Extract provided =
Biden Lied and People Died: Joe Knew in July That Taliban Takeover Was Imminent
President Biden (AP Images)

“War is peace, freedom is slavery, ignorance is strength” 1984 informed us — and the botched Afghanistan withdrawal is an “extraordinary success.” That’s the world according to Joe Biden, who thus characterized the military exit in his Tuesday night speech. He also “blamed the victims,” as commentator Monica Showalter put it, claiming that his people had repeatedly warned the Americans stranded in Afghanistan to leave, but they decided to stay.

But one could ask: Had they warned the $83 billion in military equipment they left behind to leave, too?

Did this hardware, which makes the Taliban one of the world’s best armed fighting forces, also insist on staying?

According to Showalter, Biden (or his handlers) rushed the withdrawal because he was determined to give a speech on August 31. He did, too, and it “was a bizarre speech, complete with lies, unseemly aggression, and internal contradictions,” writes Showalter. “The worst thing, though, was his insistence that those Americans left behind were responsible for the situation in which they find themselves.”

As Biden put it: “Since March, we reached out 19 times to Americans in Afghanistan, with multiple warnings and offers to help them leave Afghanistan — all the way back as far as March. After we started the evacuation 17 days ago, we did initial outreach and analysis and identified around 5,000 Americans who had decided earlier to stay in Afghanistan but now wanted to leave.”

Whether or not these hapless people received such notices, it wouldn’t be surprising if they’d wanted to stay and only later changed their minds. Remember that on July 8, Biden reassured the world at a White House press conference that the Taliban wasn’t a serious threat (as presented by Showalter):

Q    Is a Taliban takeover of Afghanistan now inevitable?

THE PRESIDENT:  No, it is not.

Q    Why?

THE PRESIDENT: Because you — the Afghan troops have 300,000 well-equipped — as well-equipped as any army in the world — and an air force against something like 75,000 Taliban. It is not inevitable.

Material =

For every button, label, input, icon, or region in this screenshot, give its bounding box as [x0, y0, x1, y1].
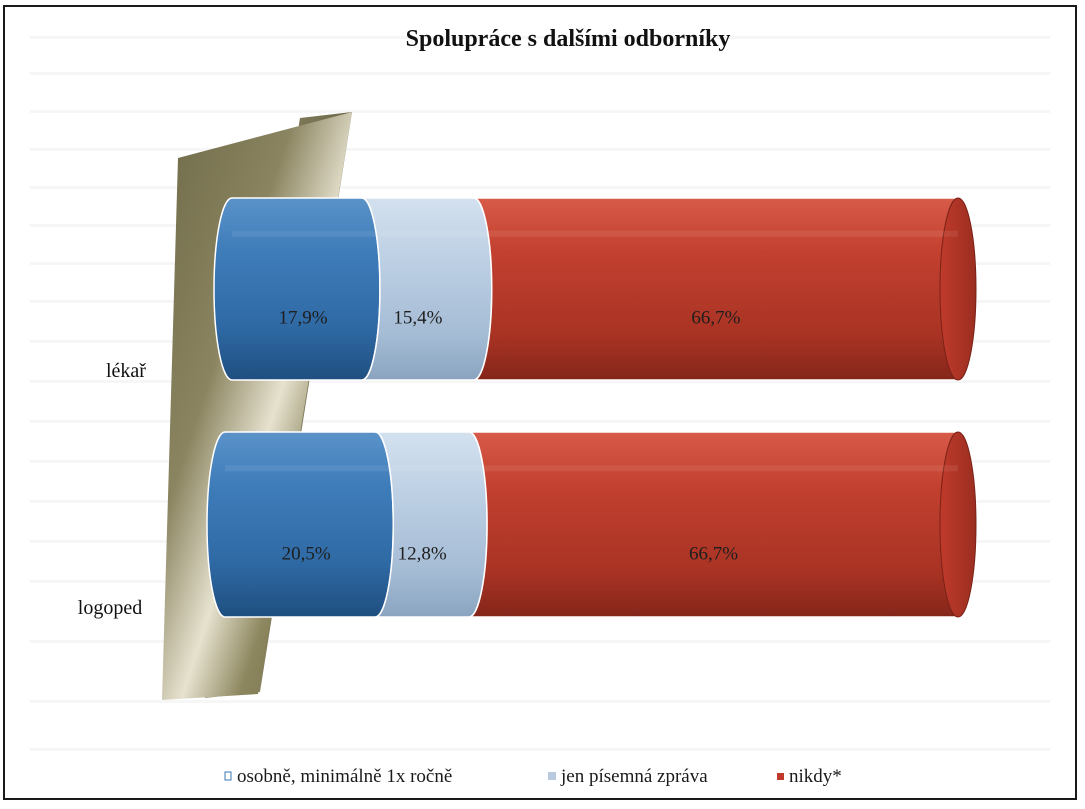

Given instruction 1 = In the article on the Afghanistan withdrawal, how many times did Biden say his people had reached out to Americans in Afghanistan since March?
Given instruction 2 = Translate this sentence from the article on the Afghanistan withdrawal into Spanish: "Did this hardware, which makes the Taliban one of the world's best armed fighting forces, also insist on staying?"
Given instruction 3 = Continue the article on the Afghanistan withdrawal from where it stops.

Exercise answer 1 = 19 times.

Exercise answer 2 = ¿Este equipo, que convierte a los talibanes en una de las fuerzas de combate mejor armadas del mundo, también insistió en quedarse?

Exercise answer 3 =
[snip]

Q    Mr. President, some Vietnamese veterans see echoes of their experience in this withdrawal in Afghanistan. Do you see any parallels between this withdrawal and what happened in Vietnam, with some people feeling —

THE PRESIDENT: None whatsoever. Zero. What you had is — you had entire brigades breaking through the gates of our embassy — six, if I’m not mistaken. 

The Taliban is not the south — the North Vietnamese army. They’re not — they’re not remotely comparable in terms of capability. There’s going to be no circumstance where you see people being lifted off the roof of a embassy in the — of the United States from Afghanistan. It is not at all comparable. 

Well, their capability certainly isn’t comparable now because the North Vietnamese never had a larger helicopter fleet than every NATO country but the United States — and that’s what the Taliban now possess courtesy of the Bidenites.  

Note that Biden also wasn’t the only administration figure singing this confident tune. For example, Chairman of the Joint Chiefs of Staff General Mark Milley said at a July 21 press conference that the “Afghan Security Forces have the capacity to sufficiently fight and defend their country, and we will continue to support the Afghan Security Forces where necessary in accordance with the guidance from the president and the secretary of defense.” (Mere weeks later, on August 15, the Taliban swept into Kabul.)

Should the Americans in Afghanistan have been less confident than the commander in chief and the chairman of the Joint Chiefs of Staff?

(Actually, yes, but these people likely don’t read The New American!)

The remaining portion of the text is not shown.